### Task to complete:
Report the number of lines in the entries below that include the word "φόρων", and nothing else.

++++

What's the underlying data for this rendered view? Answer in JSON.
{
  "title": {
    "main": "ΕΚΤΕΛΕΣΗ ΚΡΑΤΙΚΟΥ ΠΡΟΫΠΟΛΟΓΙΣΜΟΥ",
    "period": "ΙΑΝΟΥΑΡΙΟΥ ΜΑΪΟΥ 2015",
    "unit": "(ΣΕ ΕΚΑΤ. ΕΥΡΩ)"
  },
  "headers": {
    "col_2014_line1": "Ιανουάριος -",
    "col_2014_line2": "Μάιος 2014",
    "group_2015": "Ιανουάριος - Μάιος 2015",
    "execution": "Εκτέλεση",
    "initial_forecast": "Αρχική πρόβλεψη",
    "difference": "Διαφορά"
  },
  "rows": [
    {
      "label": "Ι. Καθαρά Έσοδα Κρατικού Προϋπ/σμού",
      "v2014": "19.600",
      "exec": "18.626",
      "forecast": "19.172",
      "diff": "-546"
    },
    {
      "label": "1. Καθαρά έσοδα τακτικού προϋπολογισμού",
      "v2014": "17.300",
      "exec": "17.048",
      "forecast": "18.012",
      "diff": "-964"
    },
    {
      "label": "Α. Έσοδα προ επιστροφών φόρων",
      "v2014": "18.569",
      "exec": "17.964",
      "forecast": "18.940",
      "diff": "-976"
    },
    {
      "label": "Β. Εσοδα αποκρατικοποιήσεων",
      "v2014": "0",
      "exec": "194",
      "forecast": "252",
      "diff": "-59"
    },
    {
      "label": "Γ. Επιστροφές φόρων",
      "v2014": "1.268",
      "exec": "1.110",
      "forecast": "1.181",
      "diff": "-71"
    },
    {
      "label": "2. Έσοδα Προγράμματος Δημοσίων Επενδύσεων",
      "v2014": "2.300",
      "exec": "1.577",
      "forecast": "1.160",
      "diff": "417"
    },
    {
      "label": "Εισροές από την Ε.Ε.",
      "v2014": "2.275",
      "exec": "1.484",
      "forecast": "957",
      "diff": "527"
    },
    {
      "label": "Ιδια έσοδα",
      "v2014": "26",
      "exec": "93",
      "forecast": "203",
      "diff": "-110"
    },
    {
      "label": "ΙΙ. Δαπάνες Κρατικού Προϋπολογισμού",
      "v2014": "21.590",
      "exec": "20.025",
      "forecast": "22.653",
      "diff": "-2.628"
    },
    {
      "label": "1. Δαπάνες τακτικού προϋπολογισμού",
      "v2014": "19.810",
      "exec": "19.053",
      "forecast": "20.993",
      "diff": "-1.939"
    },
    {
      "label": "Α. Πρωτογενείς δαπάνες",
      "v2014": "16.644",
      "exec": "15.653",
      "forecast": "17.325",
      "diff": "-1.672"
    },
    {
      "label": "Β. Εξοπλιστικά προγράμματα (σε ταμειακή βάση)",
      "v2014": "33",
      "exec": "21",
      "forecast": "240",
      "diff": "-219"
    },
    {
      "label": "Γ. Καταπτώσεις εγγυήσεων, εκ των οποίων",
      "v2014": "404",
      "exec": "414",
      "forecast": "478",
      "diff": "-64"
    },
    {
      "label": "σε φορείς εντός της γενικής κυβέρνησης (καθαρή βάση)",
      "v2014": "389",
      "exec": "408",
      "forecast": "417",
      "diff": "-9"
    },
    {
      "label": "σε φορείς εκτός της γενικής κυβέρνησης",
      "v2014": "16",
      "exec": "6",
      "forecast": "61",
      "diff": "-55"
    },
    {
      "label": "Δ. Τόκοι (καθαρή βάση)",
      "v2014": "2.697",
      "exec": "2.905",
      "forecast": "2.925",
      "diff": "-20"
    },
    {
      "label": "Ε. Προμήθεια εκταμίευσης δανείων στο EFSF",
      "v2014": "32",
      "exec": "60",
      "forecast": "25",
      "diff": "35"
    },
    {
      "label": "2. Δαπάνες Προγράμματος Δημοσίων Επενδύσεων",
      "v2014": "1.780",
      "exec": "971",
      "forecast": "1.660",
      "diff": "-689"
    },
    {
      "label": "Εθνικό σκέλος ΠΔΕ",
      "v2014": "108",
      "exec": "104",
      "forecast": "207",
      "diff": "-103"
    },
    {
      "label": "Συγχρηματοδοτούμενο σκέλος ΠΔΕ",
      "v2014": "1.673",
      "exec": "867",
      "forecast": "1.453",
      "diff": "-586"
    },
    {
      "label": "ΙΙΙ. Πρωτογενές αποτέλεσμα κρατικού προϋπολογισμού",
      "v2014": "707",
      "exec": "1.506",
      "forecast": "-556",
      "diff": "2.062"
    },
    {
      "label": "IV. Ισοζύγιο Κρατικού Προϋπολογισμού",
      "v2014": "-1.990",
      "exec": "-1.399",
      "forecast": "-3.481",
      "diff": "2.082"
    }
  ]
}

++++

### Full answer:
2